## Aim of the exercise
Reproduce the material as a numbered list with no blank lines, starting at the first line and ending after the line that contains "table-row [65, 180, 934, 200]".

## Listed entries
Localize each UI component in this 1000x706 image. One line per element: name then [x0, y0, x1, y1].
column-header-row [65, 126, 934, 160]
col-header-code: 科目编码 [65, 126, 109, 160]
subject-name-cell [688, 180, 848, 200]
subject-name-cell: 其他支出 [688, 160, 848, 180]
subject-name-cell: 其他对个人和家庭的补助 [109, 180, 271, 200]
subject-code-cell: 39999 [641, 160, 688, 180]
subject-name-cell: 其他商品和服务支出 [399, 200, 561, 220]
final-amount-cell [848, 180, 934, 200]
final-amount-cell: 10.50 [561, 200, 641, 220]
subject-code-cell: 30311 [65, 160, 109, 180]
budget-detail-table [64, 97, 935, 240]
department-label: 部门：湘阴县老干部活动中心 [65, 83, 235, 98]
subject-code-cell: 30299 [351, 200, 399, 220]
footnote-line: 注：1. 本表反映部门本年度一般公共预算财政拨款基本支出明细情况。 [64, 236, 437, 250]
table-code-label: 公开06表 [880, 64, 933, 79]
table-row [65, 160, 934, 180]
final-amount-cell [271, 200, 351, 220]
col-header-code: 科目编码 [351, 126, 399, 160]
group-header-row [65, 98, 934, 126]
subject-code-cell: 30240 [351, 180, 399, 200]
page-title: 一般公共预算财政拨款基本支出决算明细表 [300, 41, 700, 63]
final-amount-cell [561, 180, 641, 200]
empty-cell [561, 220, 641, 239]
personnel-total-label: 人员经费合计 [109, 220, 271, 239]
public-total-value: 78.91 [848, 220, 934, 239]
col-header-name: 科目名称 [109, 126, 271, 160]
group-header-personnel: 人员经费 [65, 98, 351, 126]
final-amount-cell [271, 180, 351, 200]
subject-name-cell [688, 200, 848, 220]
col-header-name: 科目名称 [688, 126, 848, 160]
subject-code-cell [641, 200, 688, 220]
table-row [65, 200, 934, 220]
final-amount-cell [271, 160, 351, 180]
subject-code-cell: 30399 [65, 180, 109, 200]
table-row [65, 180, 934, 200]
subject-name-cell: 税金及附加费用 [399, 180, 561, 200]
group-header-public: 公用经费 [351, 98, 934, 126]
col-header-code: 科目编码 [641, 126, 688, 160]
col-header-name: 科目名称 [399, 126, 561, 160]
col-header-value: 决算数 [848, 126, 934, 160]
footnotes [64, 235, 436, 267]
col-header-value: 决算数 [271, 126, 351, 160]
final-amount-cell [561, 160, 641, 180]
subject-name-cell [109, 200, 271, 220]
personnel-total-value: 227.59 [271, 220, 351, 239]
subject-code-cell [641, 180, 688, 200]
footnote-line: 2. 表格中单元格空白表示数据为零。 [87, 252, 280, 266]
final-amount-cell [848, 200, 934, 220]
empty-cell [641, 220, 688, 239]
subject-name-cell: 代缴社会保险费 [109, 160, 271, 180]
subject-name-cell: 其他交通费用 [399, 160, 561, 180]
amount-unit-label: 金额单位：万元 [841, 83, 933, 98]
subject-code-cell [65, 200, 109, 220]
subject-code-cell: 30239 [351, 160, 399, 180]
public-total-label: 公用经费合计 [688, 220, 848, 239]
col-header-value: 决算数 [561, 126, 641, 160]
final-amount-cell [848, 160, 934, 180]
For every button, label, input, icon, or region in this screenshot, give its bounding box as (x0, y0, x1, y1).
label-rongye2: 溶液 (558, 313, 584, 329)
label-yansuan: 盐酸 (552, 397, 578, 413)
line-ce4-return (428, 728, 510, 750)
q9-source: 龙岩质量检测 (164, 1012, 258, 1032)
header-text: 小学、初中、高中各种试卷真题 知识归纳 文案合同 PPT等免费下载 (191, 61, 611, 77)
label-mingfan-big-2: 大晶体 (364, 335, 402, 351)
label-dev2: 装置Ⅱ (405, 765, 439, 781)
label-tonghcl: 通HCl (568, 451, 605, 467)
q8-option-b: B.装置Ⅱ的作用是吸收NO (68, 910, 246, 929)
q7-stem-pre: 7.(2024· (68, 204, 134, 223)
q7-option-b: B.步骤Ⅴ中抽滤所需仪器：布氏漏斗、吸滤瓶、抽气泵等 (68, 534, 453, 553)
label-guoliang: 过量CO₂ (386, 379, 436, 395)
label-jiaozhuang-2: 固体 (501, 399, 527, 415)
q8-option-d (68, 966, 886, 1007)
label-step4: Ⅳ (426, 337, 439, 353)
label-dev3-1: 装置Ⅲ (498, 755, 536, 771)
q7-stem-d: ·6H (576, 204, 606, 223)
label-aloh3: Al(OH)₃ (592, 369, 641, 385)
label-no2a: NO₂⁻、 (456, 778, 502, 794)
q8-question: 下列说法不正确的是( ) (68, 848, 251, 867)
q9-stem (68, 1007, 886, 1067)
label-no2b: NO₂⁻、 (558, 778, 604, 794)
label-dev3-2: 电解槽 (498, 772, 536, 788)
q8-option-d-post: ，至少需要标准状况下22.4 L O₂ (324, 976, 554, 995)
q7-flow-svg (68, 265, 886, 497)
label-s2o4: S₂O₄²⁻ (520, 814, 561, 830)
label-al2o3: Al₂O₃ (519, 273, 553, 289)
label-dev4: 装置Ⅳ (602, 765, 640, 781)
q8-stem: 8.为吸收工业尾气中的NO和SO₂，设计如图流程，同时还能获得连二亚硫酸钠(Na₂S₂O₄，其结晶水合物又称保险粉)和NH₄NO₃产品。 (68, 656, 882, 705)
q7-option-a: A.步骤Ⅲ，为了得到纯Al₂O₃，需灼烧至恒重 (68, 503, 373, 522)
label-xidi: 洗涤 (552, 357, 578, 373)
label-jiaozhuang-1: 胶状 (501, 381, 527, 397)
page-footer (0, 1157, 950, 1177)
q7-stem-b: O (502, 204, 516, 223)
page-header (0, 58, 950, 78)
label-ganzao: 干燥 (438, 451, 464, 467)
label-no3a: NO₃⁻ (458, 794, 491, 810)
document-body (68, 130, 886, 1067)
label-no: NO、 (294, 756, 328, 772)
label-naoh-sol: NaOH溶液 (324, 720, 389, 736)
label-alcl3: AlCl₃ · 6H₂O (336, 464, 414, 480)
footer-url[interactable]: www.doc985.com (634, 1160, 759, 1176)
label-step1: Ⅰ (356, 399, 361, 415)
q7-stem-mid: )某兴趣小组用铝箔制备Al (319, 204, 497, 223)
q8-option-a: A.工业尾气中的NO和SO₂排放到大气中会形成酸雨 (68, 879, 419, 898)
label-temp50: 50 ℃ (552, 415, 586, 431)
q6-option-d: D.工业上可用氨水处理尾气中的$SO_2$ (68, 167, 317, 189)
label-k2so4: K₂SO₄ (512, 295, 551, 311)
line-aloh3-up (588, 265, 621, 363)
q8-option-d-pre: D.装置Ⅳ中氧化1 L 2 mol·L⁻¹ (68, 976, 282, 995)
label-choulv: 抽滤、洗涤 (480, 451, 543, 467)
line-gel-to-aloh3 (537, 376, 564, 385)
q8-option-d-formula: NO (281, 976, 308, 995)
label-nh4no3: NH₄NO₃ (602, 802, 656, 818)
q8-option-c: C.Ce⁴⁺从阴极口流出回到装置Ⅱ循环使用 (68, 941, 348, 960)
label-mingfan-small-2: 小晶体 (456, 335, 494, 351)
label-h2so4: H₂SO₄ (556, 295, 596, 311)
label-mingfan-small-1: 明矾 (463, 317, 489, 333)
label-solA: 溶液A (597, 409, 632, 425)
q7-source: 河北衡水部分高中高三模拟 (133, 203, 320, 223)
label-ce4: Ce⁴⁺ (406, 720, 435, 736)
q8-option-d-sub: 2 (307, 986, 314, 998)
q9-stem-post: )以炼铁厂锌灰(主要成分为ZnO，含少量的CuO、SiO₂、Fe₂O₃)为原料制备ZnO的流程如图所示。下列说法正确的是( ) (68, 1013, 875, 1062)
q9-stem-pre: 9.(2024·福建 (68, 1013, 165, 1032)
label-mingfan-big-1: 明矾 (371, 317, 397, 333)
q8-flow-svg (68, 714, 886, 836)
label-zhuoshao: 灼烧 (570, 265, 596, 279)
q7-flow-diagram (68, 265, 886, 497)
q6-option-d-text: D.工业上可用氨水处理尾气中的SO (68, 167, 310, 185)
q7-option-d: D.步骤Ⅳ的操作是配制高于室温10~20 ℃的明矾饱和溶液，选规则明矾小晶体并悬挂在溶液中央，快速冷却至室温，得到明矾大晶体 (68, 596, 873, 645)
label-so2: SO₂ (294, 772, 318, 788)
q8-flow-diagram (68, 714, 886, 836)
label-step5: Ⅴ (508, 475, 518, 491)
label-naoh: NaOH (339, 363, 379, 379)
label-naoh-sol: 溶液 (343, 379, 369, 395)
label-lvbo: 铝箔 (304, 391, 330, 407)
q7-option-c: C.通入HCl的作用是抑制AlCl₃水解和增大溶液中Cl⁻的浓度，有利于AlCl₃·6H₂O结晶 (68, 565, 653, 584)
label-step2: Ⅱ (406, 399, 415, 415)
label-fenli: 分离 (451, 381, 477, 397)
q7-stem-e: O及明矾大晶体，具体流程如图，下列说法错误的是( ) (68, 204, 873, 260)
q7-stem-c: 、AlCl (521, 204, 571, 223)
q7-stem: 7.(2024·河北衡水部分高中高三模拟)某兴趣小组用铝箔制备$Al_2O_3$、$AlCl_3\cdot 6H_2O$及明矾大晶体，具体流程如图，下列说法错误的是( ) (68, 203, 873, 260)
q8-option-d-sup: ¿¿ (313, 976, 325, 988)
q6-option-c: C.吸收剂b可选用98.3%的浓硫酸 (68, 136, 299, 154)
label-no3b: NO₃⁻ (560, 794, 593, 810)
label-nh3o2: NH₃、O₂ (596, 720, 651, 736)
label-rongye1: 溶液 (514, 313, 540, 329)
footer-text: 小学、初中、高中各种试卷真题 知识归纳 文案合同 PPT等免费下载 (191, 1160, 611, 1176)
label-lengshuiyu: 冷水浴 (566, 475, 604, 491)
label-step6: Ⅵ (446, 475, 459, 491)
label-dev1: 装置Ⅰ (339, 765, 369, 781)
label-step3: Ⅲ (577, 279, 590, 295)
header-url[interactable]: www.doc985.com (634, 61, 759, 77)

## Finished answer
1. Localize each UI component in this 1000x706 image. One line per element: name then [x0, y0, x1, y1].
2. column-header-row [65, 126, 934, 160]
3. col-header-code: 科目编码 [65, 126, 109, 160]
4. subject-name-cell [688, 180, 848, 200]
5. subject-name-cell: 其他支出 [688, 160, 848, 180]
6. subject-name-cell: 其他对个人和家庭的补助 [109, 180, 271, 200]
7. subject-code-cell: 39999 [641, 160, 688, 180]
8. subject-name-cell: 其他商品和服务支出 [399, 200, 561, 220]
9. final-amount-cell [848, 180, 934, 200]
10. final-amount-cell: 10.50 [561, 200, 641, 220]
11. subject-code-cell: 30311 [65, 160, 109, 180]
12. budget-detail-table [64, 97, 935, 240]
13. department-label: 部门：湘阴县老干部活动中心 [65, 83, 235, 98]
14. subject-code-cell: 30299 [351, 200, 399, 220]
15. footnote-line: 注：1. 本表反映部门本年度一般公共预算财政拨款基本支出明细情况。 [64, 236, 437, 250]
16. table-code-label: 公开06表 [880, 64, 933, 79]
17. table-row [65, 160, 934, 180]
18. final-amount-cell [271, 200, 351, 220]
19. col-header-code: 科目编码 [351, 126, 399, 160]
20. group-header-row [65, 98, 934, 126]
21. subject-code-cell: 30240 [351, 180, 399, 200]
22. page-title: 一般公共预算财政拨款基本支出决算明细表 [300, 41, 700, 63]
23. final-amount-cell [561, 180, 641, 200]
24. empty-cell [561, 220, 641, 239]
25. personnel-total-label: 人员经费合计 [109, 220, 271, 239]
26. public-total-value: 78.91 [848, 220, 934, 239]
27. col-header-name: 科目名称 [109, 126, 271, 160]
28. group-header-personnel: 人员经费 [65, 98, 351, 126]
29. final-amount-cell [271, 180, 351, 200]
30. subject-name-cell [688, 200, 848, 220]
31. col-header-name: 科目名称 [688, 126, 848, 160]
32. subject-code-cell [641, 200, 688, 220]
33. table-row [65, 200, 934, 220]
34. final-amount-cell [271, 160, 351, 180]
35. subject-code-cell: 30399 [65, 180, 109, 200]
36. table-row [65, 180, 934, 200]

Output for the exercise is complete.